**WRITTEN INSTRUCTION**
Please reproduce verbatim the lines of data below, from the line containing "259, 1240, 666]" to the line containing "510, 157, 514]", including both of those lines.
[Start of MATERIAL PROVIDED]
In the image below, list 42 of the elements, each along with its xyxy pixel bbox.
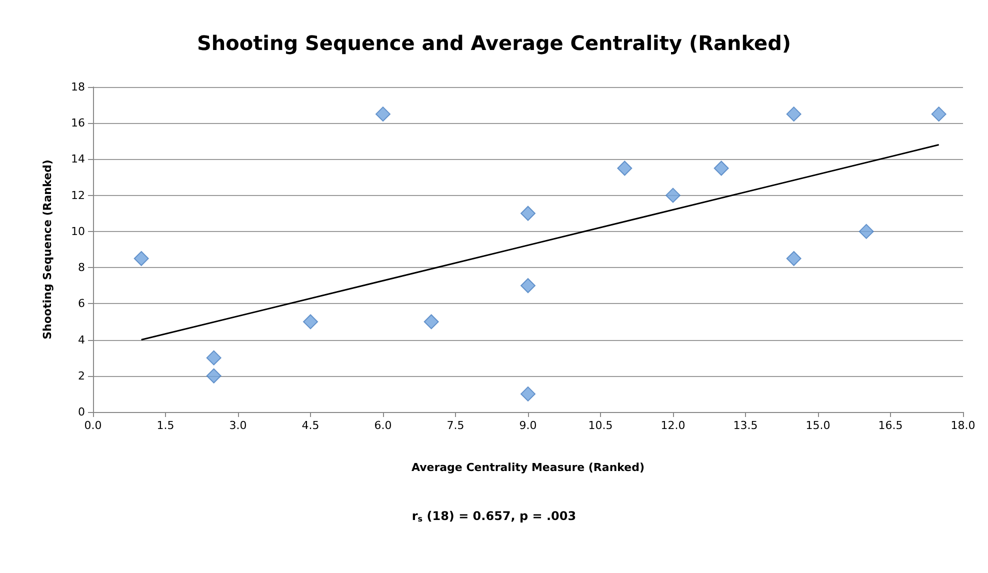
y-tick-label: 8 — [78, 261, 85, 274]
y-tick-label: 0 — [78, 406, 85, 418]
x-tick-label: 16.5 — [878, 419, 903, 432]
point — [520, 206, 536, 221]
point — [520, 278, 536, 294]
x-tick-label: 18.0 — [950, 419, 976, 432]
point — [376, 106, 390, 122]
x-tick-label: 12.0 — [660, 419, 686, 432]
x-tick-label: 10.5 — [588, 419, 613, 432]
y-tick-label: 10 — [71, 224, 85, 238]
y-tick-label: 16 — [71, 116, 85, 130]
point — [520, 386, 536, 402]
point — [617, 160, 632, 176]
y-tick-label: 2 — [78, 369, 85, 382]
y-tick-label: 4 — [78, 333, 85, 346]
y-tick-label: 18 — [71, 80, 85, 94]
x-tick-label: 15.0 — [806, 419, 830, 432]
x-tick-label: 9.0 — [519, 419, 537, 432]
point — [666, 188, 680, 203]
x-tick-label: 0.0 — [84, 419, 102, 432]
x-tick-label: 4.5 — [302, 419, 320, 432]
point — [786, 251, 802, 266]
chart-title: Shooting Sequence and Average Centrality (Ranked) — [196, 31, 792, 55]
x-tick-label: 6.0 — [374, 419, 392, 432]
point — [786, 106, 802, 122]
point — [931, 106, 946, 122]
point — [206, 368, 222, 384]
y-tick-label: 12 — [71, 188, 85, 202]
y-tick-label: 6 — [78, 297, 85, 310]
y-tick-label: 14 — [71, 152, 85, 166]
x-tick-label: 13.5 — [733, 419, 758, 432]
point — [134, 251, 149, 266]
x-tick-label: 1.5 — [156, 419, 174, 432]
point — [858, 224, 874, 239]
point — [206, 350, 222, 366]
x-tick-label: 3.0 — [229, 419, 247, 432]
point — [714, 160, 729, 176]
x-tick-label: 7.5 — [446, 419, 464, 432]
y-axis-title: Shooting Sequence (Ranked) — [41, 160, 54, 340]
x-axis-title: Average Centrality Measure (Ranked) — [411, 461, 645, 474]
point — [424, 314, 439, 330]
point — [303, 314, 318, 330]
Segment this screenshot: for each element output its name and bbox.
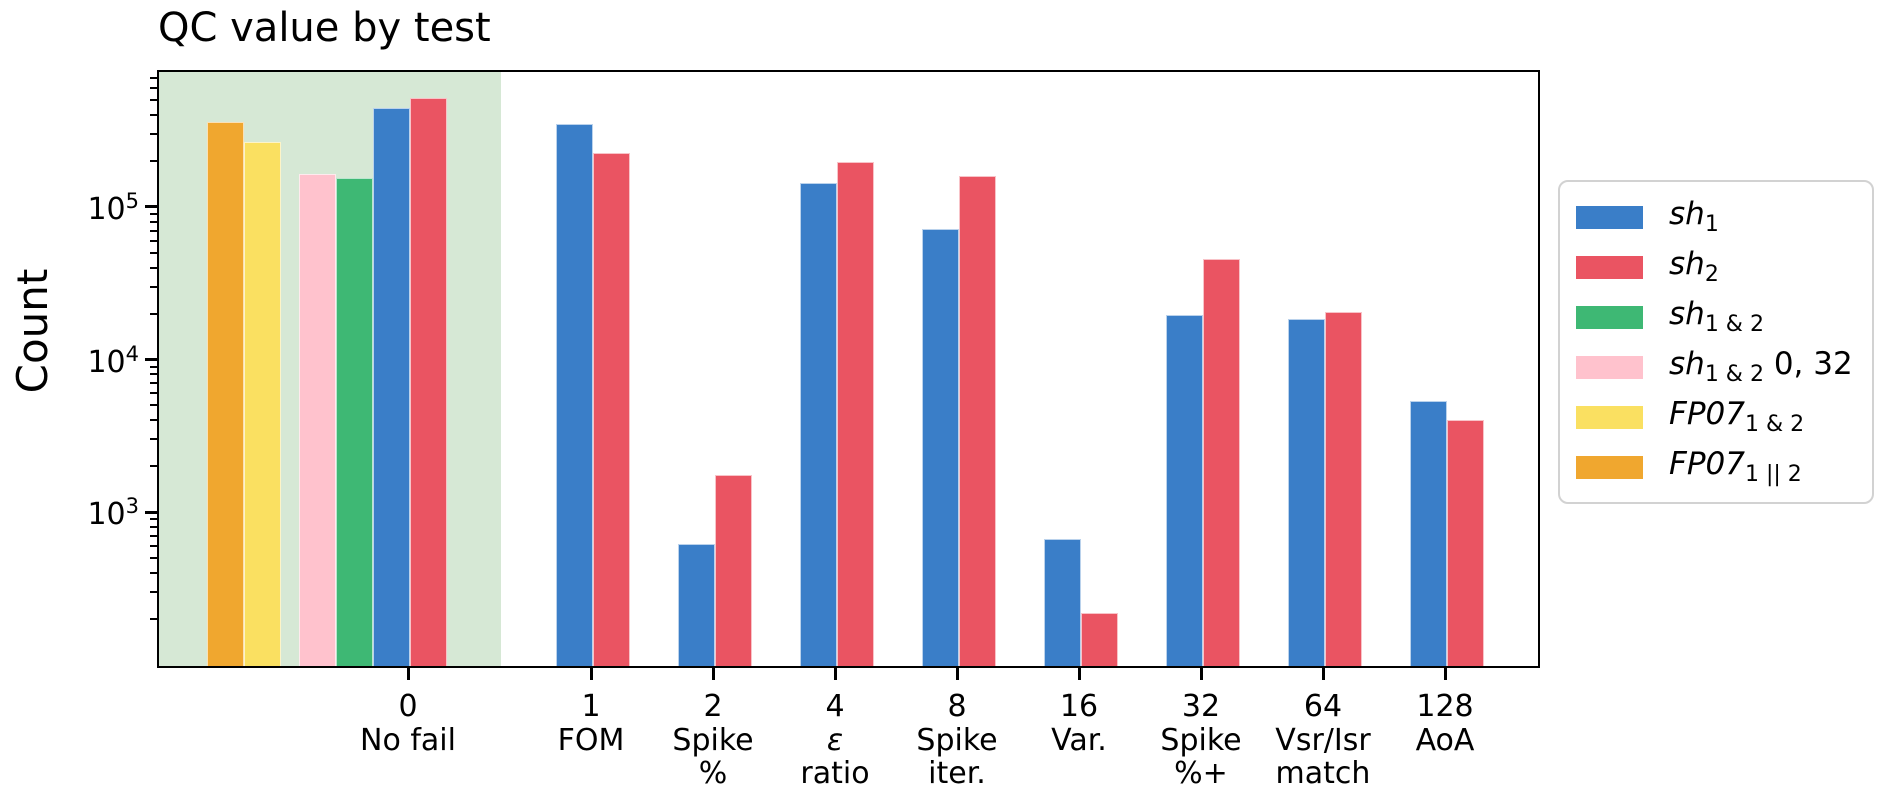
bar-sh2-cat32	[1203, 259, 1240, 666]
bar-sh1-cat2	[678, 543, 715, 666]
x-tick-4	[834, 668, 837, 680]
y-minor-tick	[150, 160, 157, 162]
bar-sh1-cat1	[556, 123, 593, 666]
y-minor-tick	[150, 87, 157, 90]
y-minor-tick	[150, 99, 157, 102]
y-major-tick-10e3	[145, 510, 157, 514]
x-tick-label-1: 1 FOM	[557, 689, 625, 758]
bar-sh1-cat64	[1288, 318, 1325, 666]
y-tick-label-10e4: 104	[87, 341, 139, 380]
y-minor-tick	[150, 239, 157, 242]
y-minor-tick	[150, 114, 157, 117]
x-tick-label-8: 8 Spike iter.	[916, 689, 998, 792]
bar-sh1-cat128	[1410, 400, 1447, 666]
y-minor-tick	[150, 465, 157, 468]
bar-sh1-cat8	[922, 228, 959, 666]
bar-sh2-cat8	[959, 175, 996, 666]
legend-label-sh1: sh1	[1669, 196, 1719, 238]
y-tick-label-10e3: 103	[87, 494, 139, 532]
legend-item-fp07-1and2: FP071 & 2	[1576, 392, 1866, 442]
y-minor-tick	[150, 534, 157, 537]
legend-label-fp07-1par2: FP071 || 2	[1669, 446, 1802, 488]
bar-sh2-cat2	[715, 474, 752, 666]
legend-label-sh1and2-0-32: sh1 & 2 0, 32	[1669, 346, 1853, 388]
y-minor-tick	[150, 404, 157, 407]
x-tick-label-16: 16 Var.	[1051, 689, 1107, 758]
y-minor-tick	[150, 438, 157, 441]
y-tick-label-10e5: 105	[87, 188, 139, 227]
bar-sh1-cat0	[373, 108, 410, 666]
y-minor-tick	[150, 229, 157, 232]
bar-sh1and2-cat0	[336, 178, 373, 666]
bar-sh2-cat0	[410, 98, 447, 666]
legend-item-fp07-1par2: FP071 || 2	[1576, 442, 1866, 492]
x-tick-128	[1444, 668, 1447, 680]
legend-label-sh2: sh2	[1669, 246, 1719, 288]
legend-swatch-sh1and2-0-32	[1576, 355, 1643, 379]
x-tick-64	[1322, 668, 1325, 680]
bar-sh1-cat16	[1044, 538, 1081, 666]
x-tick-label-128: 128 AoA	[1415, 689, 1475, 758]
y-minor-tick	[150, 392, 157, 395]
y-minor-tick	[150, 220, 157, 223]
x-tick-label-4: 4 ε ratio	[800, 689, 870, 792]
y-minor-tick	[150, 285, 157, 288]
legend: sh1 sh2 sh1 & 2 sh1 & 2 0, 32 FP071 & 2 FP071…	[1558, 180, 1874, 504]
x-tick-16	[1078, 668, 1081, 680]
y-minor-tick	[150, 133, 157, 136]
bar-sh2-cat1	[593, 152, 630, 666]
x-tick-1	[590, 668, 593, 680]
chart-title: QC value by test	[158, 5, 491, 51]
bar-sh1-cat32	[1166, 315, 1203, 666]
y-minor-tick	[150, 266, 157, 269]
x-tick-label-2: 2 Spike%	[672, 689, 754, 792]
x-tick-label-32: 32 Spike %+	[1160, 689, 1242, 792]
x-tick-8	[956, 668, 959, 680]
legend-swatch-sh2	[1576, 255, 1643, 279]
bar-sh1-cat4	[800, 182, 837, 666]
bar-sh2-cat128	[1447, 419, 1484, 666]
y-major-tick-10e5	[145, 205, 157, 209]
legend-swatch-fp07-1and2	[1576, 405, 1643, 429]
legend-swatch-sh1and2	[1576, 305, 1643, 329]
bar-sh1and2-0-32-cat0	[299, 173, 336, 666]
x-tick-label-0: 0 No fail	[360, 689, 456, 758]
bar-sh2-cat16	[1081, 613, 1118, 666]
legend-swatch-fp07-1par2	[1576, 455, 1643, 479]
x-tick-0	[407, 668, 410, 680]
y-minor-tick	[150, 419, 157, 422]
bar-fp07-1and2-cat0	[243, 141, 281, 666]
y-minor-tick	[150, 590, 157, 593]
bar-fp07-1par2-cat0	[206, 121, 244, 666]
y-minor-tick	[150, 525, 157, 528]
plot-area	[157, 70, 1540, 668]
y-axis-label: Count	[8, 268, 57, 394]
legend-item-sh2: sh2	[1576, 242, 1866, 292]
y-minor-tick	[150, 312, 157, 315]
bar-sh2-cat64	[1325, 311, 1362, 666]
x-tick-label-64: 64 Vsr/Isr match	[1275, 689, 1371, 792]
x-tick-32	[1200, 668, 1203, 680]
y-minor-tick	[150, 373, 157, 376]
y-minor-tick	[150, 617, 157, 620]
y-minor-tick	[150, 544, 157, 547]
y-minor-tick	[150, 365, 157, 368]
legend-item-sh1: sh1	[1576, 192, 1866, 242]
y-minor-tick	[150, 518, 157, 520]
y-minor-tick	[150, 557, 157, 559]
y-minor-tick	[150, 77, 157, 79]
legend-item-sh1and2-0-32: sh1 & 2 0, 32	[1576, 342, 1866, 392]
y-major-tick-10e4	[145, 358, 157, 361]
legend-label-fp07-1and2: FP071 & 2	[1669, 396, 1805, 438]
y-minor-tick	[150, 382, 157, 385]
y-minor-tick	[150, 251, 157, 254]
legend-label-sh1and2: sh1 & 2	[1669, 296, 1764, 338]
x-tick-2	[712, 668, 715, 680]
bar-sh2-cat4	[837, 162, 874, 666]
legend-item-sh1and2: sh1 & 2	[1576, 292, 1866, 342]
y-minor-tick	[150, 212, 157, 215]
y-minor-tick	[150, 571, 157, 574]
legend-swatch-sh1	[1576, 205, 1643, 229]
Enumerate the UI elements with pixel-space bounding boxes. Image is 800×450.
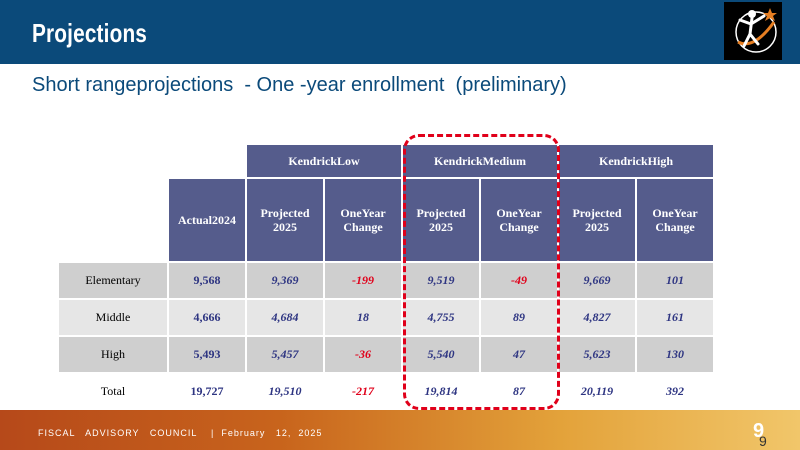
[End of MATERIAL PROVIDED]
**ANSWER TO THE PROBLEM**
bar-sh2-cat32	[1203, 259, 1240, 666]
bar-sh1-cat2	[678, 543, 715, 666]
x-tick-4	[834, 668, 837, 680]
y-minor-tick	[150, 160, 157, 162]
bar-sh1-cat1	[556, 123, 593, 666]
y-minor-tick	[150, 87, 157, 90]
y-minor-tick	[150, 99, 157, 102]
y-major-tick-10e3	[145, 510, 157, 514]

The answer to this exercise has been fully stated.